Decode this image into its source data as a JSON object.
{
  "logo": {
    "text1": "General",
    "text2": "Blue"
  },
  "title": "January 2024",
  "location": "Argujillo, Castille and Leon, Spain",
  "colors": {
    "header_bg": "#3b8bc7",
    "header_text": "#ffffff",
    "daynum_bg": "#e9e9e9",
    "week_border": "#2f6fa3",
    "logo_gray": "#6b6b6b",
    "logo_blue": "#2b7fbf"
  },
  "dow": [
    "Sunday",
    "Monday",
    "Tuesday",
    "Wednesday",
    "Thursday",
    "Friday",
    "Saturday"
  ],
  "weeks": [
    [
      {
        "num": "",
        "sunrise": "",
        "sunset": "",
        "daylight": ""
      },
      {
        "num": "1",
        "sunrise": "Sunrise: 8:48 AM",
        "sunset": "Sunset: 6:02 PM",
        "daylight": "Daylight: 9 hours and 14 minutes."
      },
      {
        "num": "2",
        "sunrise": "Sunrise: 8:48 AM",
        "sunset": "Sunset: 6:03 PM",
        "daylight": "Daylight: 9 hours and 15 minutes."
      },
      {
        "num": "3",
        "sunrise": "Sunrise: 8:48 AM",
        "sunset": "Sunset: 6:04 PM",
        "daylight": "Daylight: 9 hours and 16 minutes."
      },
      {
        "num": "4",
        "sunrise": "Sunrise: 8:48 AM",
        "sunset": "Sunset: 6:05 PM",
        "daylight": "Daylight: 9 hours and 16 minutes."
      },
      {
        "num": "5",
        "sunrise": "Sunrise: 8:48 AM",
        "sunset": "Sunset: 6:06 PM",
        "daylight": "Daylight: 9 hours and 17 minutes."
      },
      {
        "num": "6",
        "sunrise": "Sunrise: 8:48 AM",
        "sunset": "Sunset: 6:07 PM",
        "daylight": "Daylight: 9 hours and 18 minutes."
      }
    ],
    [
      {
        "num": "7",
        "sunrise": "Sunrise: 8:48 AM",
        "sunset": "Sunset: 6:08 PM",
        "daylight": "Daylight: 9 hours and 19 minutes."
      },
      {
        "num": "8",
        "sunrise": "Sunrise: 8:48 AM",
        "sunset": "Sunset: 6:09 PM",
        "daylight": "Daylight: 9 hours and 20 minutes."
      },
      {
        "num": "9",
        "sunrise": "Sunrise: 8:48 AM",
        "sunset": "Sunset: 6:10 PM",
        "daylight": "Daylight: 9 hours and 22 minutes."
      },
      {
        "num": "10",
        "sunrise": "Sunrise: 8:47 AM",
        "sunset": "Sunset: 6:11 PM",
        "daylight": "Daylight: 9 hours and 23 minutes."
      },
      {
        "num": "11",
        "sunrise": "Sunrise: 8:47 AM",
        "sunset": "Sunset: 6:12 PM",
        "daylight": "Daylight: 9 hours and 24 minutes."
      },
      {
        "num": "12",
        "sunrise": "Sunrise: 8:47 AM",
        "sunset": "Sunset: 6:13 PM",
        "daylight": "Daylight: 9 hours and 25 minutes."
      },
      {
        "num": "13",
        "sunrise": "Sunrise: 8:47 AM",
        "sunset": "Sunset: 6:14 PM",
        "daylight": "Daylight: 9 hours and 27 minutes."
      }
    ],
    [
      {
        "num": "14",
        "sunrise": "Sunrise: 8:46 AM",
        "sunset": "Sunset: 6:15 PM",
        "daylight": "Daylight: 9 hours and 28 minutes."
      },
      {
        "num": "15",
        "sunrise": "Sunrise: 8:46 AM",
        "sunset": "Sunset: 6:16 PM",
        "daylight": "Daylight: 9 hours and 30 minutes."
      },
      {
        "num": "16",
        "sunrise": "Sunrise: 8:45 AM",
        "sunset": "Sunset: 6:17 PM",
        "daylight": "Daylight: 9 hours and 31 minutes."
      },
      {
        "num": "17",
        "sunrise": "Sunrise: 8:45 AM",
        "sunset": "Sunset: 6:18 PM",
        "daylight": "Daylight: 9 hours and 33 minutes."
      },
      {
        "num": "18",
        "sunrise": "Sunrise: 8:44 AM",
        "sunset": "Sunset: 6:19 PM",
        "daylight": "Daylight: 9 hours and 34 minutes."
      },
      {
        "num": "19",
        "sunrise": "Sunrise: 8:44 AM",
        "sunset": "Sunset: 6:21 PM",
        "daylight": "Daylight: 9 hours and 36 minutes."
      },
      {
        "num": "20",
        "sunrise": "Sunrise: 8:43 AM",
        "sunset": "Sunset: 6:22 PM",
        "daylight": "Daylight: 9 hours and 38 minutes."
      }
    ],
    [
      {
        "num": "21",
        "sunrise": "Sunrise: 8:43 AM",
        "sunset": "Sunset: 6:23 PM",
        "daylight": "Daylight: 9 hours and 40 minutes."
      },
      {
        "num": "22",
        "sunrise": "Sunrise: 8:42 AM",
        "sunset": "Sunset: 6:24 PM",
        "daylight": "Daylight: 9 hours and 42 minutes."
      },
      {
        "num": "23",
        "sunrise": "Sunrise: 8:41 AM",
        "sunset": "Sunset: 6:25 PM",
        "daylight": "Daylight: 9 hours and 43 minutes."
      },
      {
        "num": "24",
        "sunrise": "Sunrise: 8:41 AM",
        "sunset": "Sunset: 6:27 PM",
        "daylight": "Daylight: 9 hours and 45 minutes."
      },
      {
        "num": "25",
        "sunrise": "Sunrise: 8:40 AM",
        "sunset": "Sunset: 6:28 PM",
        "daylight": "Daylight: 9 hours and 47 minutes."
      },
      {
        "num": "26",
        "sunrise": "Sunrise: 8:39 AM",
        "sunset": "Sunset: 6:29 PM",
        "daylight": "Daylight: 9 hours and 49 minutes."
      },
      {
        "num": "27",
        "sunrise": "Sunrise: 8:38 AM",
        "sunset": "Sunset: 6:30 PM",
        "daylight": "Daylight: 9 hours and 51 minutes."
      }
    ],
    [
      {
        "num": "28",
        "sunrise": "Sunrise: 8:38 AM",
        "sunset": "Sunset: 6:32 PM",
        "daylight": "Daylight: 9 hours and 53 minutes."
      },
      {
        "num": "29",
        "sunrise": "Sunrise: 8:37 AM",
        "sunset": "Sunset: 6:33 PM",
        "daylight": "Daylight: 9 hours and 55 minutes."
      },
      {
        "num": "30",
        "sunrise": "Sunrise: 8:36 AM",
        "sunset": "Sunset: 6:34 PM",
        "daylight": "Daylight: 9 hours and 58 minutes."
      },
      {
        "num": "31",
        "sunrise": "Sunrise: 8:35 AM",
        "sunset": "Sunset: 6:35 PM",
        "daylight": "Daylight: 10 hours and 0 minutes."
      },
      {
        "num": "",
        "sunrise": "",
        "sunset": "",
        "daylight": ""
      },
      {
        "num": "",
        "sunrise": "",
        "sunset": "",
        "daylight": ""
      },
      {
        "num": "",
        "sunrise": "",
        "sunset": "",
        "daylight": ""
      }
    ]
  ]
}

=-=-=-=-=

## Required task
Reproduce the whole listing word for word.

## Reply to the exercise
Decode this image into its source data as a JSON object.
{
  "logo": {
    "text1": "General",
    "text2": "Blue"
  },
  "title": "January 2024",
  "location": "Argujillo, Castille and Leon, Spain",
  "colors": {
    "header_bg": "#3b8bc7",
    "header_text": "#ffffff",
    "daynum_bg": "#e9e9e9",
    "week_border": "#2f6fa3",
    "logo_gray": "#6b6b6b",
    "logo_blue": "#2b7fbf"
  },
  "dow": [
    "Sunday",
    "Monday",
    "Tuesday",
    "Wednesday",
    "Thursday",
    "Friday",
    "Saturday"
  ],
  "weeks": [
    [
      {
        "num": "",
        "sunrise": "",
        "sunset": "",
        "daylight": ""
      },
      {
        "num": "1",
        "sunrise": "Sunrise: 8:48 AM",
        "sunset": "Sunset: 6:02 PM",
        "daylight": "Daylight: 9 hours and 14 minutes."
      },
      {
        "num": "2",
        "sunrise": "Sunrise: 8:48 AM",
        "sunset": "Sunset: 6:03 PM",
        "daylight": "Daylight: 9 hours and 15 minutes."
      },
      {
        "num": "3",
        "sunrise": "Sunrise: 8:48 AM",
        "sunset": "Sunset: 6:04 PM",
        "daylight": "Daylight: 9 hours and 16 minutes."
      },
      {
        "num": "4",
        "sunrise": "Sunrise: 8:48 AM",
        "sunset": "Sunset: 6:05 PM",
        "daylight": "Daylight: 9 hours and 16 minutes."
      },
      {
        "num": "5",
        "sunrise": "Sunrise: 8:48 AM",
        "sunset": "Sunset: 6:06 PM",
        "daylight": "Daylight: 9 hours and 17 minutes."
      },
      {
        "num": "6",
        "sunrise": "Sunrise: 8:48 AM",
        "sunset": "Sunset: 6:07 PM",
        "daylight": "Daylight: 9 hours and 18 minutes."
      }
    ],
    [
      {
        "num": "7",
        "sunrise": "Sunrise: 8:48 AM",
        "sunset": "Sunset: 6:08 PM",
        "daylight": "Daylight: 9 hours and 19 minutes."
      },
      {
        "num": "8",
        "sunrise": "Sunrise: 8:48 AM",
        "sunset": "Sunset: 6:09 PM",
        "daylight": "Daylight: 9 hours and 20 minutes."
      },
      {
        "num": "9",
        "sunrise": "Sunrise: 8:48 AM",
        "sunset": "Sunset: 6:10 PM",
        "daylight": "Daylight: 9 hours and 22 minutes."
      },
      {
        "num": "10",
        "sunrise": "Sunrise: 8:47 AM",
        "sunset": "Sunset: 6:11 PM",
        "daylight": "Daylight: 9 hours and 23 minutes."
      },
      {
        "num": "11",
        "sunrise": "Sunrise: 8:47 AM",
        "sunset": "Sunset: 6:12 PM",
        "daylight": "Daylight: 9 hours and 24 minutes."
      },
      {
        "num": "12",
        "sunrise": "Sunrise: 8:47 AM",
        "sunset": "Sunset: 6:13 PM",
        "daylight": "Daylight: 9 hours and 25 minutes."
      },
      {
        "num": "13",
        "sunrise": "Sunrise: 8:47 AM",
        "sunset": "Sunset: 6:14 PM",
        "daylight": "Daylight: 9 hours and 27 minutes."
      }
    ],
    [
      {
        "num": "14",
        "sunrise": "Sunrise: 8:46 AM",
        "sunset": "Sunset: 6:15 PM",
        "daylight": "Daylight: 9 hours and 28 minutes."
      },
      {
        "num": "15",
        "sunrise": "Sunrise: 8:46 AM",
        "sunset": "Sunset: 6:16 PM",
        "daylight": "Daylight: 9 hours and 30 minutes."
      },
      {
        "num": "16",
        "sunrise": "Sunrise: 8:45 AM",
        "sunset": "Sunset: 6:17 PM",
        "daylight": "Daylight: 9 hours and 31 minutes."
      },
      {
        "num": "17",
        "sunrise": "Sunrise: 8:45 AM",
        "sunset": "Sunset: 6:18 PM",
        "daylight": "Daylight: 9 hours and 33 minutes."
      },
      {
        "num": "18",
        "sunrise": "Sunrise: 8:44 AM",
        "sunset": "Sunset: 6:19 PM",
        "daylight": "Daylight: 9 hours and 34 minutes."
      },
      {
        "num": "19",
        "sunrise": "Sunrise: 8:44 AM",
        "sunset": "Sunset: 6:21 PM",
        "daylight": "Daylight: 9 hours and 36 minutes."
      },
      {
        "num": "20",
        "sunrise": "Sunrise: 8:43 AM",
        "sunset": "Sunset: 6:22 PM",
        "daylight": "Daylight: 9 hours and 38 minutes."
      }
    ],
    [
      {
        "num": "21",
        "sunrise": "Sunrise: 8:43 AM",
        "sunset": "Sunset: 6:23 PM",
        "daylight": "Daylight: 9 hours and 40 minutes."
      },
      {
        "num": "22",
        "sunrise": "Sunrise: 8:42 AM",
        "sunset": "Sunset: 6:24 PM",
        "daylight": "Daylight: 9 hours and 42 minutes."
      },
      {
        "num": "23",
        "sunrise": "Sunrise: 8:41 AM",
        "sunset": "Sunset: 6:25 PM",
        "daylight": "Daylight: 9 hours and 43 minutes."
      },
      {
        "num": "24",
        "sunrise": "Sunrise: 8:41 AM",
        "sunset": "Sunset: 6:27 PM",
        "daylight": "Daylight: 9 hours and 45 minutes."
      },
      {
        "num": "25",
        "sunrise": "Sunrise: 8:40 AM",
        "sunset": "Sunset: 6:28 PM",
        "daylight": "Daylight: 9 hours and 47 minutes."
      },
      {
        "num": "26",
        "sunrise": "Sunrise: 8:39 AM",
        "sunset": "Sunset: 6:29 PM",
        "daylight": "Daylight: 9 hours and 49 minutes."
      },
      {
        "num": "27",
        "sunrise": "Sunrise: 8:38 AM",
        "sunset": "Sunset: 6:30 PM",
        "daylight": "Daylight: 9 hours and 51 minutes."
      }
    ],
    [
      {
        "num": "28",
        "sunrise": "Sunrise: 8:38 AM",
        "sunset": "Sunset: 6:32 PM",
        "daylight": "Daylight: 9 hours and 53 minutes."
      },
      {
        "num": "29",
        "sunrise": "Sunrise: 8:37 AM",
        "sunset": "Sunset: 6:33 PM",
        "daylight": "Daylight: 9 hours and 55 minutes."
      },
      {
        "num": "30",
        "sunrise": "Sunrise: 8:36 AM",
        "sunset": "Sunset: 6:34 PM",
        "daylight": "Daylight: 9 hours and 58 minutes."
      },
      {
        "num": "31",
        "sunrise": "Sunrise: 8:35 AM",
        "sunset": "Sunset: 6:35 PM",
        "daylight": "Daylight: 10 hours and 0 minutes."
      },
      {
        "num": "",
        "sunrise": "",
        "sunset": "",
        "daylight": ""
      },
      {
        "num": "",
        "sunrise": "",
        "sunset": "",
        "daylight": ""
      },
      {
        "num": "",
        "sunrise": "",
        "sunset": "",
        "daylight": ""
      }
    ]
  ]
}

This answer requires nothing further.